Write out every line below that includes the word "JSON".
========
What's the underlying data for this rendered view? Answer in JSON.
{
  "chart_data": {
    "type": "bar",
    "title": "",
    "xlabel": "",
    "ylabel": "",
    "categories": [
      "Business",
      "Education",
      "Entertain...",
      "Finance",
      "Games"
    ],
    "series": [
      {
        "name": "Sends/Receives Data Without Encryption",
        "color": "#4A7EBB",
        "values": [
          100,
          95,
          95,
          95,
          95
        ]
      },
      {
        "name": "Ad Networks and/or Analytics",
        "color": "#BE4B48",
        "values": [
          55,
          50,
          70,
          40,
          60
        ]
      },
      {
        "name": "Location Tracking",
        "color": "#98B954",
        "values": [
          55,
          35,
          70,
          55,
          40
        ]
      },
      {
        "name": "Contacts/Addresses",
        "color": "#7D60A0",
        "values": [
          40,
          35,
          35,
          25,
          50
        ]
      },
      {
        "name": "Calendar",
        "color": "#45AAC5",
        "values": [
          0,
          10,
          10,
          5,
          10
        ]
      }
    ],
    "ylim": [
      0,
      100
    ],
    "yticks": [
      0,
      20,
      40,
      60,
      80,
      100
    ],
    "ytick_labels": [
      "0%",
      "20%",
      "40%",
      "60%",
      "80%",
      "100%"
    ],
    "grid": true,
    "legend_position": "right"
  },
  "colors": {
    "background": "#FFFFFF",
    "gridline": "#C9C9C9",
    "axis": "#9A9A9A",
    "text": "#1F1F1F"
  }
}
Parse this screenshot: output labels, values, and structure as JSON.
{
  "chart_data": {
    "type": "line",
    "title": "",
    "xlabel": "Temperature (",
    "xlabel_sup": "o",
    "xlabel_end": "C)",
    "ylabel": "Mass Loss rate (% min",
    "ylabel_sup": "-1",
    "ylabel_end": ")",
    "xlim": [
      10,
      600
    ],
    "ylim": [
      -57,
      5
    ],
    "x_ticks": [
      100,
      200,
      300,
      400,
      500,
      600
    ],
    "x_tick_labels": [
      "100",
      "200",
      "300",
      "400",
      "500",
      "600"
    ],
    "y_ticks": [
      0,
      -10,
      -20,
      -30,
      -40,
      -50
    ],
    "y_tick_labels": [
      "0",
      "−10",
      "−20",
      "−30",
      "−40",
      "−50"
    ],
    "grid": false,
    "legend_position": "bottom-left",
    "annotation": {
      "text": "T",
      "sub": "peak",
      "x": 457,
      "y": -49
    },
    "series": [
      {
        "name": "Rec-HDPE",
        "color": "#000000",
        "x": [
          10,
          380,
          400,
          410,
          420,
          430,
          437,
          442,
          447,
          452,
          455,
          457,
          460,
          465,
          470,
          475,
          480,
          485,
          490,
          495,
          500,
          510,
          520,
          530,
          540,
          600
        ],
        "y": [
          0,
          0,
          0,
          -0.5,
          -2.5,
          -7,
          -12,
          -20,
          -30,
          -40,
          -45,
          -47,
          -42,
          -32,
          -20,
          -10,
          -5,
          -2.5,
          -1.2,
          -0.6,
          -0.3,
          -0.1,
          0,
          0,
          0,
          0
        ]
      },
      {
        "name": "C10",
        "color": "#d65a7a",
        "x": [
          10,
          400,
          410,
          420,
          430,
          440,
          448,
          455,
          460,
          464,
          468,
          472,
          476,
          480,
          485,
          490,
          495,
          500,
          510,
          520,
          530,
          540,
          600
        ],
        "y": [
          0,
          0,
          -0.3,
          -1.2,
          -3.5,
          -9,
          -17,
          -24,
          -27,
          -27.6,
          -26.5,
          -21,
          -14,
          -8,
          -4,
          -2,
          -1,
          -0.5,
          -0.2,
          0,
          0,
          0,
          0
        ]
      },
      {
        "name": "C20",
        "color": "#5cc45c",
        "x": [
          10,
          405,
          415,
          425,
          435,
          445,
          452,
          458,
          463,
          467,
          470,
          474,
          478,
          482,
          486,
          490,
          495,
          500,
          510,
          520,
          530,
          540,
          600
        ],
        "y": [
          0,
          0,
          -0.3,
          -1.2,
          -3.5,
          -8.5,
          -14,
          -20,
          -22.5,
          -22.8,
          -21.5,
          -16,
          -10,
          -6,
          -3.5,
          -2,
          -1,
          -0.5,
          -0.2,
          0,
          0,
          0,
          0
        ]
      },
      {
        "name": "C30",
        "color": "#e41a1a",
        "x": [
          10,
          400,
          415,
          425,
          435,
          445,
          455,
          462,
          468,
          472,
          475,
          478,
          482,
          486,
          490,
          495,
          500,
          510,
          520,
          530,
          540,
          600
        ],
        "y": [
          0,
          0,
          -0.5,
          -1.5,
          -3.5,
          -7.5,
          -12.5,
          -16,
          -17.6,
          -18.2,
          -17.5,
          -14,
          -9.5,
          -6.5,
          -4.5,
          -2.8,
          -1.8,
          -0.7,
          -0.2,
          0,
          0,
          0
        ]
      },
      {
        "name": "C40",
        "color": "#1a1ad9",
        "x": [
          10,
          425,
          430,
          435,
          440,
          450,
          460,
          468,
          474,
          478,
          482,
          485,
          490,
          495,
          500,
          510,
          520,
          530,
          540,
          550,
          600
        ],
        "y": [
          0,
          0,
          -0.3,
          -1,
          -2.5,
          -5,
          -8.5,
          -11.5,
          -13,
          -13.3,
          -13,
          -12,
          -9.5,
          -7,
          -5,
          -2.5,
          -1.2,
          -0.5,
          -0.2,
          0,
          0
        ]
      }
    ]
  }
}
========
◆ Answer in full
What's the underlying data for this rendered view? Answer in JSON.
Parse this screenshot: output labels, values, and structure as JSON.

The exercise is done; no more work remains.